WHAT THE EXERCISE ASKS:
Reproduce every line of the records below verbatim, with no changes.

GIVEN RECORDS:
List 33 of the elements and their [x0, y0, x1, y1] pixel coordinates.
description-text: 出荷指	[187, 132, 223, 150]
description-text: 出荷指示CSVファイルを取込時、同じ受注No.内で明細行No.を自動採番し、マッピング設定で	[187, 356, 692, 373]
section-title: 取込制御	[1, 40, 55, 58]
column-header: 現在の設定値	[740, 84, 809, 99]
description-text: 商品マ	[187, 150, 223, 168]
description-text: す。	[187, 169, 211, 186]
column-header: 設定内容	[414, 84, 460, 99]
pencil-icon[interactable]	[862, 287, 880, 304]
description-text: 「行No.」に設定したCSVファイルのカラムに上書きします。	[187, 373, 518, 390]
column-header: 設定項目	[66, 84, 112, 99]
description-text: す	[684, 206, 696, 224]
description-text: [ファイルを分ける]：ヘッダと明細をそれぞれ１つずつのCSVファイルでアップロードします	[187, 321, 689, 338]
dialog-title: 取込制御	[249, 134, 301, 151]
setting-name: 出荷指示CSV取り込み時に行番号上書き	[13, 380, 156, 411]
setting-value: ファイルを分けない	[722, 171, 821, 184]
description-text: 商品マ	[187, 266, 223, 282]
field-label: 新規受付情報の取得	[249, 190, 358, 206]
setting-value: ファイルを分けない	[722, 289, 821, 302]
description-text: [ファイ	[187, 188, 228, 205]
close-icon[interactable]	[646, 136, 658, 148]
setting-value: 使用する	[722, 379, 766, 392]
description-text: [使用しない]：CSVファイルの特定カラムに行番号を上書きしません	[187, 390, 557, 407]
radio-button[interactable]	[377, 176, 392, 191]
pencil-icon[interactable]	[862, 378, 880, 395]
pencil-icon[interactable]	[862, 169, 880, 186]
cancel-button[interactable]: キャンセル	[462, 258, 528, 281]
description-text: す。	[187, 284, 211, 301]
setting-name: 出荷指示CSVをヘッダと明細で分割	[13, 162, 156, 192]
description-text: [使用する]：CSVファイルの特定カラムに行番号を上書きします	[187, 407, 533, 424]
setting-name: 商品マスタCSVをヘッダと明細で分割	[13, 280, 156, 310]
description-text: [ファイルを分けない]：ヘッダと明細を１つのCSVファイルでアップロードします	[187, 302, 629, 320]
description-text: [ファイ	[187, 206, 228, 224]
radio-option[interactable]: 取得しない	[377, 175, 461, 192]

EXERCISE SOLUTION:
List 33 of the elements and their [x0, y0, x1, y1] pixel coordinates.
description-text: 出荷指	[187, 132, 223, 150]
description-text: 出荷指示CSVファイルを取込時、同じ受注No.内で明細行No.を自動採番し、マッピング設定で	[187, 356, 692, 373]
section-title: 取込制御	[1, 40, 55, 58]
column-header: 現在の設定値	[740, 84, 809, 99]
description-text: 商品マ	[187, 150, 223, 168]
description-text: す。	[187, 169, 211, 186]
column-header: 設定内容	[414, 84, 460, 99]
pencil-icon[interactable]	[862, 287, 880, 304]
description-text: 「行No.」に設定したCSVファイルのカラムに上書きします。	[187, 373, 518, 390]
column-header: 設定項目	[66, 84, 112, 99]
description-text: す	[684, 206, 696, 224]
description-text: [ファイルを分ける]：ヘッダと明細をそれぞれ１つずつのCSVファイルでアップロードします	[187, 321, 689, 338]
dialog-title: 取込制御	[249, 134, 301, 151]
setting-name: 出荷指示CSV取り込み時に行番号上書き	[13, 380, 156, 411]
setting-value: ファイルを分けない	[722, 171, 821, 184]
description-text: 商品マ	[187, 266, 223, 282]
field-label: 新規受付情報の取得	[249, 190, 358, 206]
setting-value: ファイルを分けない	[722, 289, 821, 302]
description-text: [ファイ	[187, 188, 228, 205]
close-icon[interactable]	[646, 136, 658, 148]
setting-value: 使用する	[722, 379, 766, 392]
description-text: [使用しない]：CSVファイルの特定カラムに行番号を上書きしません	[187, 390, 557, 407]
radio-button[interactable]	[377, 176, 392, 191]
pencil-icon[interactable]	[862, 378, 880, 395]
pencil-icon[interactable]	[862, 169, 880, 186]
cancel-button[interactable]: キャンセル	[462, 258, 528, 281]
description-text: す。	[187, 284, 211, 301]
setting-name: 出荷指示CSVをヘッダと明細で分割	[13, 162, 156, 192]
description-text: [使用する]：CSVファイルの特定カラムに行番号を上書きします	[187, 407, 533, 424]
setting-name: 商品マスタCSVをヘッダと明細で分割	[13, 280, 156, 310]
description-text: [ファイルを分けない]：ヘッダと明細を１つのCSVファイルでアップロードします	[187, 302, 629, 320]
description-text: [ファイ	[187, 206, 228, 224]
radio-option[interactable]: 取得しない	[377, 175, 461, 192]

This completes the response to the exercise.